:: DATA LINES ::
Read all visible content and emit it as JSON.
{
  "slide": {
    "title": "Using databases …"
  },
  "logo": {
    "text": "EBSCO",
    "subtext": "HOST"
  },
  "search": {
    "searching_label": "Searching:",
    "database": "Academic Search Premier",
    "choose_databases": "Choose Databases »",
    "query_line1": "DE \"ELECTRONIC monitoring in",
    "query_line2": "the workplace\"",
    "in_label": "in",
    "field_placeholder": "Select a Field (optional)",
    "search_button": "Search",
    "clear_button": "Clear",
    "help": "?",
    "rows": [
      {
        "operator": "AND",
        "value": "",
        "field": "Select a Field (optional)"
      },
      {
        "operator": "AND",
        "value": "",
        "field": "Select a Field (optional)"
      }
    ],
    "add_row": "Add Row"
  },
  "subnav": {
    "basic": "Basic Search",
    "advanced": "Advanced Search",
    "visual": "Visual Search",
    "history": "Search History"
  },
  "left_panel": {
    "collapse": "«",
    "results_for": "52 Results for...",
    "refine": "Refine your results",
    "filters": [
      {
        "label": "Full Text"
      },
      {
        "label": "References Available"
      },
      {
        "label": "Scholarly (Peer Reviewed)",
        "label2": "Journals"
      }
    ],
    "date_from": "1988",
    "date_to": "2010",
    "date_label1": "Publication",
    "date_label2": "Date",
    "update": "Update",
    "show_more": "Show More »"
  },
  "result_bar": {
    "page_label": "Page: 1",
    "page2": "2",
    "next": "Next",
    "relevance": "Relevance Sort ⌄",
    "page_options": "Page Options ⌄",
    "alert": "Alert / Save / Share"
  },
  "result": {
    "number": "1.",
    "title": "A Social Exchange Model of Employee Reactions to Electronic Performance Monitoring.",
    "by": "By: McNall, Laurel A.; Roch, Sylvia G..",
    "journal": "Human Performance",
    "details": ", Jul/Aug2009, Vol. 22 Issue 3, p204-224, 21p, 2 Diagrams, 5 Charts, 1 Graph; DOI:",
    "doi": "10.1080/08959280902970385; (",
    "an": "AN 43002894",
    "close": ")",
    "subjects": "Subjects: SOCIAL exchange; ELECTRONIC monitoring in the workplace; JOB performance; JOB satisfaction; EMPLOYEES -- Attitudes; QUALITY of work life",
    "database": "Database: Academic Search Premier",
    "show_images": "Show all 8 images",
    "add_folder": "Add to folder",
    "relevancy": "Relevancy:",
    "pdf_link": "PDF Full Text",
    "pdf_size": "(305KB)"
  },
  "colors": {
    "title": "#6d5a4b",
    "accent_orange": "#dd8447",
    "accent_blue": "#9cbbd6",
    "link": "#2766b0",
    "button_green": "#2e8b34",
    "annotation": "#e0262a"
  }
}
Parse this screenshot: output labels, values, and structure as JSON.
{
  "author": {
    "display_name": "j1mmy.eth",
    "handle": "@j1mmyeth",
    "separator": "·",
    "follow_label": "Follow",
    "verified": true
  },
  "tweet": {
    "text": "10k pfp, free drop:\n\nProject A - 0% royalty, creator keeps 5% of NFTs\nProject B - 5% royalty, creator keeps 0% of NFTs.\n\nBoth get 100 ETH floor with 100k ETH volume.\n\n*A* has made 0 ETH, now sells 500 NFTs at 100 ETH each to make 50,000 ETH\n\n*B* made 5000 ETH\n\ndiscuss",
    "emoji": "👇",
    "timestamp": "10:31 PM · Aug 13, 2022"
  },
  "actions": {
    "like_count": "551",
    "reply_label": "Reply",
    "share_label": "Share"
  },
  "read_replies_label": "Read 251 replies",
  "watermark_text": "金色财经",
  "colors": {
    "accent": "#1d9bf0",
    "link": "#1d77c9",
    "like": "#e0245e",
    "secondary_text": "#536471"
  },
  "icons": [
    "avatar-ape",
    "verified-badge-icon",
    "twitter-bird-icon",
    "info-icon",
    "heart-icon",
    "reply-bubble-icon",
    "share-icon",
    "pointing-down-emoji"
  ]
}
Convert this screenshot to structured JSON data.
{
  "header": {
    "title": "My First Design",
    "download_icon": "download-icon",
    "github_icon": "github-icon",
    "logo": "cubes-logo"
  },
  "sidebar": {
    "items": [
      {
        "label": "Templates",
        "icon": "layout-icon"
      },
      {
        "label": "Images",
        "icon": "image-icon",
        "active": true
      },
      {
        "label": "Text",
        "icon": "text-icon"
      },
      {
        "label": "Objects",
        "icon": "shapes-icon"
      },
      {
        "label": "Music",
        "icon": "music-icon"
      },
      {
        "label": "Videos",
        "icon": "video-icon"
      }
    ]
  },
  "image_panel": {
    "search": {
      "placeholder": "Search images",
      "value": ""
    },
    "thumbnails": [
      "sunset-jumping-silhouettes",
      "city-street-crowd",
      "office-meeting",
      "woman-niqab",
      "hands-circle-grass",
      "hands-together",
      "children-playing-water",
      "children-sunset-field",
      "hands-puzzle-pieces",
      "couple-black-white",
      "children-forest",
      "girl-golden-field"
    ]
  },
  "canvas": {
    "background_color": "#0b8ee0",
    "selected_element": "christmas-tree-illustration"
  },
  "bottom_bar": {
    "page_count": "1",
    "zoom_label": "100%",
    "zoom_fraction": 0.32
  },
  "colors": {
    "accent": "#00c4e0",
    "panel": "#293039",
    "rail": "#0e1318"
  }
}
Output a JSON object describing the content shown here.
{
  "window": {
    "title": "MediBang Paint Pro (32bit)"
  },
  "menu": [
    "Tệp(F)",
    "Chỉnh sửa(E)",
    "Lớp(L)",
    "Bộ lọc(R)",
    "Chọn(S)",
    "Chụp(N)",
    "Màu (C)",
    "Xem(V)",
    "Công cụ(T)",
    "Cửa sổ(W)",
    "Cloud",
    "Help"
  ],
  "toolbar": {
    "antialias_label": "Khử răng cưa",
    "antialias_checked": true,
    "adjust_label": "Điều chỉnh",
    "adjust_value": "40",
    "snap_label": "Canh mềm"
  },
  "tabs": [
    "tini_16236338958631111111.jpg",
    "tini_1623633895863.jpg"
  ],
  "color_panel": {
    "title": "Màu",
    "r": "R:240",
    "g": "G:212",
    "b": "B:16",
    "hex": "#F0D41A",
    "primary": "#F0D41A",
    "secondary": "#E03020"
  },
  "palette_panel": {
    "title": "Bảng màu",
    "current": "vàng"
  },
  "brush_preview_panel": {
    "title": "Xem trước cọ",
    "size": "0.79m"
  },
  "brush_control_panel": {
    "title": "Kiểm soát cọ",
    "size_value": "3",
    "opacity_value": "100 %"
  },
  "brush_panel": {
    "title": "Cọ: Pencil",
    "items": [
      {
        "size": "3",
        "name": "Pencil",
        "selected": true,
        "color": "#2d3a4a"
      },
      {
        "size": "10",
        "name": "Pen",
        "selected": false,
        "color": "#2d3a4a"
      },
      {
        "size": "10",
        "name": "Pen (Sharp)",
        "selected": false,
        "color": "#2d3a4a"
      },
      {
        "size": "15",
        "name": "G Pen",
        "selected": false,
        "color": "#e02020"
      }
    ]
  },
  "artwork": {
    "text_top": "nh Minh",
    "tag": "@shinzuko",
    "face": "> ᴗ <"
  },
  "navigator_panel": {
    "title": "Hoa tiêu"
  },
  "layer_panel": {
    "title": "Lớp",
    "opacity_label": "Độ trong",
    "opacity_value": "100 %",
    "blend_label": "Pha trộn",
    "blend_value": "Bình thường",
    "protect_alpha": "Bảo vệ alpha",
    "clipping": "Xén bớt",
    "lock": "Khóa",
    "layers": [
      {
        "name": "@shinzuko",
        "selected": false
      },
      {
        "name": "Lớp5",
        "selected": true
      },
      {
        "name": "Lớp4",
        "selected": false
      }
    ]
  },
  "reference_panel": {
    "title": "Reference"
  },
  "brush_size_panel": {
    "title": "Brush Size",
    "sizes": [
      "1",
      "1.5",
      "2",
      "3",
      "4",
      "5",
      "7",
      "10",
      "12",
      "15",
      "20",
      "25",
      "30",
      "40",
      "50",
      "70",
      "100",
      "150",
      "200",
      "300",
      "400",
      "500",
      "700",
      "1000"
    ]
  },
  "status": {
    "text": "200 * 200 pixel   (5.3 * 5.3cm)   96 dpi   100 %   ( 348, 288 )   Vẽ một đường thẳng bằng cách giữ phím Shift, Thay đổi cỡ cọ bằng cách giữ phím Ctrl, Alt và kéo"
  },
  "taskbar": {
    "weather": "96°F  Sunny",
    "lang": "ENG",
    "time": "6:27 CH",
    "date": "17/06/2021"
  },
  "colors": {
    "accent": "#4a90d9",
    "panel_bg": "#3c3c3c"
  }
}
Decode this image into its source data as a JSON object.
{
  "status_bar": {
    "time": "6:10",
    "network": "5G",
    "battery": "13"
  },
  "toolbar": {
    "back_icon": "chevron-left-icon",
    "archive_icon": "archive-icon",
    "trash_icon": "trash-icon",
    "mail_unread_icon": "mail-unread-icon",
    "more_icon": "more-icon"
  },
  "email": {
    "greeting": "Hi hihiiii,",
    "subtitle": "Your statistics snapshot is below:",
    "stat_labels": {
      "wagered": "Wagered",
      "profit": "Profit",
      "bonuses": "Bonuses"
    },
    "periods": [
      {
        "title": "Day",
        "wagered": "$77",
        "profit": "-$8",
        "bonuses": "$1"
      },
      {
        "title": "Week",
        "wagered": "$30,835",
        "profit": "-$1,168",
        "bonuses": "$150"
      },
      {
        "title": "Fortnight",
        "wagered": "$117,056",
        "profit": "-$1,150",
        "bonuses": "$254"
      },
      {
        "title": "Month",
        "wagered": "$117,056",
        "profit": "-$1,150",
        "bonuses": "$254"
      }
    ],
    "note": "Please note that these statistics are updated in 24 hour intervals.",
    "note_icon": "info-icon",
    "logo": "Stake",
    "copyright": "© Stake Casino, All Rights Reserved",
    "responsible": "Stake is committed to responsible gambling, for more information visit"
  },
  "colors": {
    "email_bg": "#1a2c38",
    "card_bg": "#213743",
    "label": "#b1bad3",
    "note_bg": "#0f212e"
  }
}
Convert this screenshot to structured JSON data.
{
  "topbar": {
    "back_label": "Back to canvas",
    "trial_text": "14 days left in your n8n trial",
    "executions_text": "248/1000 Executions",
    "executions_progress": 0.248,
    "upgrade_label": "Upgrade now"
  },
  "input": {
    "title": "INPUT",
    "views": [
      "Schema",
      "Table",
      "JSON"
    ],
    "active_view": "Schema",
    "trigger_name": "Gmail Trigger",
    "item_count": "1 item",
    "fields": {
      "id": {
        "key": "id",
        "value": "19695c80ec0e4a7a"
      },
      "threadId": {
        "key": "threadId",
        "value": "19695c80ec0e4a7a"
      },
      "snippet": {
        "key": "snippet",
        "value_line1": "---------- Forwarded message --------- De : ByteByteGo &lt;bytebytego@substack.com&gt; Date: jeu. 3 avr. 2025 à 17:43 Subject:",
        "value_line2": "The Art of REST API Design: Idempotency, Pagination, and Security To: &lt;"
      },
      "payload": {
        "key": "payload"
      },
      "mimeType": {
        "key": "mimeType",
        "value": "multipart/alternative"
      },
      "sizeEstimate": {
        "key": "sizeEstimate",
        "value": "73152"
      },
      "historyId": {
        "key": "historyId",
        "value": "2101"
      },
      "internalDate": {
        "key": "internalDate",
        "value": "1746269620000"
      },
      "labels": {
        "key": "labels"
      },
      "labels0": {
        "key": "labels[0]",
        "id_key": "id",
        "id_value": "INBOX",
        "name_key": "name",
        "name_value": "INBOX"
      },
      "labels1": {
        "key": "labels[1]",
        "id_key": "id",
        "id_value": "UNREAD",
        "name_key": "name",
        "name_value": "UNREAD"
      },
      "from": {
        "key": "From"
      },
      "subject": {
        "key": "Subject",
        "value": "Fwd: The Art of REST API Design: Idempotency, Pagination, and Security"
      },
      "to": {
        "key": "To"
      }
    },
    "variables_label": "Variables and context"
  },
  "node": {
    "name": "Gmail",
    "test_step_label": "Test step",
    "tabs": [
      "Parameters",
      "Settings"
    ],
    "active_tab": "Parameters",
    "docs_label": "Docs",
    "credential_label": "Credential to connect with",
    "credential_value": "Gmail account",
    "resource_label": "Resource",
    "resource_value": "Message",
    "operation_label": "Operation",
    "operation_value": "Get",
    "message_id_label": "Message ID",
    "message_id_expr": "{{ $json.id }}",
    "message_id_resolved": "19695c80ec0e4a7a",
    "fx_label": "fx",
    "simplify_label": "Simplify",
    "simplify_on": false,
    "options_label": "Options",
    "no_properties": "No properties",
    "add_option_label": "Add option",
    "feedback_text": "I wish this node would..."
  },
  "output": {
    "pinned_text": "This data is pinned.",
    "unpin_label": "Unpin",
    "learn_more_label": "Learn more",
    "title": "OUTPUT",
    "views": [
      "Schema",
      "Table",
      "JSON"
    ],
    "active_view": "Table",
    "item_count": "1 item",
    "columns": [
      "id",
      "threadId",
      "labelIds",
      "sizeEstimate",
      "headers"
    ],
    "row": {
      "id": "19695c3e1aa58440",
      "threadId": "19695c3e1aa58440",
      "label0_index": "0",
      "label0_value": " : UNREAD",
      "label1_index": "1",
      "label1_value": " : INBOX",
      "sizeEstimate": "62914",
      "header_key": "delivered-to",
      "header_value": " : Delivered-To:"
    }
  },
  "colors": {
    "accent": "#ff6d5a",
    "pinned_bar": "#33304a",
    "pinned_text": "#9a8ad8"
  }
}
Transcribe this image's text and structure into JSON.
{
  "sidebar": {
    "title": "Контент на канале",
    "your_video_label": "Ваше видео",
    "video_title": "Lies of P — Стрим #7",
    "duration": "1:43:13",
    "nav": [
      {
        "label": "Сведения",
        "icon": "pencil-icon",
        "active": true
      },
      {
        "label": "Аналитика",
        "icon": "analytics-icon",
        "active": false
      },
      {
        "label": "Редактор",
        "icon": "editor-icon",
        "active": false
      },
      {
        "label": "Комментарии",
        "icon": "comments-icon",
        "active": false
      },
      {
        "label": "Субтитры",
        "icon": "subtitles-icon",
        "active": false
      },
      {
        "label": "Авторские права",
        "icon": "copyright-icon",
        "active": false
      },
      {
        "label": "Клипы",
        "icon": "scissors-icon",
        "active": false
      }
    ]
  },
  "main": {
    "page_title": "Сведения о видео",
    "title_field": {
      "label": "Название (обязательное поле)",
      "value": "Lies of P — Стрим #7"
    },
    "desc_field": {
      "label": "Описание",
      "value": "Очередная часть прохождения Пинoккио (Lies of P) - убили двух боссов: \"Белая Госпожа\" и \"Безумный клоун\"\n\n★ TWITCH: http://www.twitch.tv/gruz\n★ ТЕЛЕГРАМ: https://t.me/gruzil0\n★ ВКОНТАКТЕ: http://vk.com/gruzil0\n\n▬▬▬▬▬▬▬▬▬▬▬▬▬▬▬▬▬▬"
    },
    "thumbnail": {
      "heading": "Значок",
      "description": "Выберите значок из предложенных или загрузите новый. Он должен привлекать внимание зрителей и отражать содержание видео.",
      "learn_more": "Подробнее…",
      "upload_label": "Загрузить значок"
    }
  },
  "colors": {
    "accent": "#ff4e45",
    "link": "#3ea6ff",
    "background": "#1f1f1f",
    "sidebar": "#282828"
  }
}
:::
### WHAT IS ASKED
In the records above, find each line that holds the word "hands"; copy all such lines.

### COMPLETE OUTPUT
      "hands-circle-grass",
      "hands-together",
      "hands-puzzle-pieces",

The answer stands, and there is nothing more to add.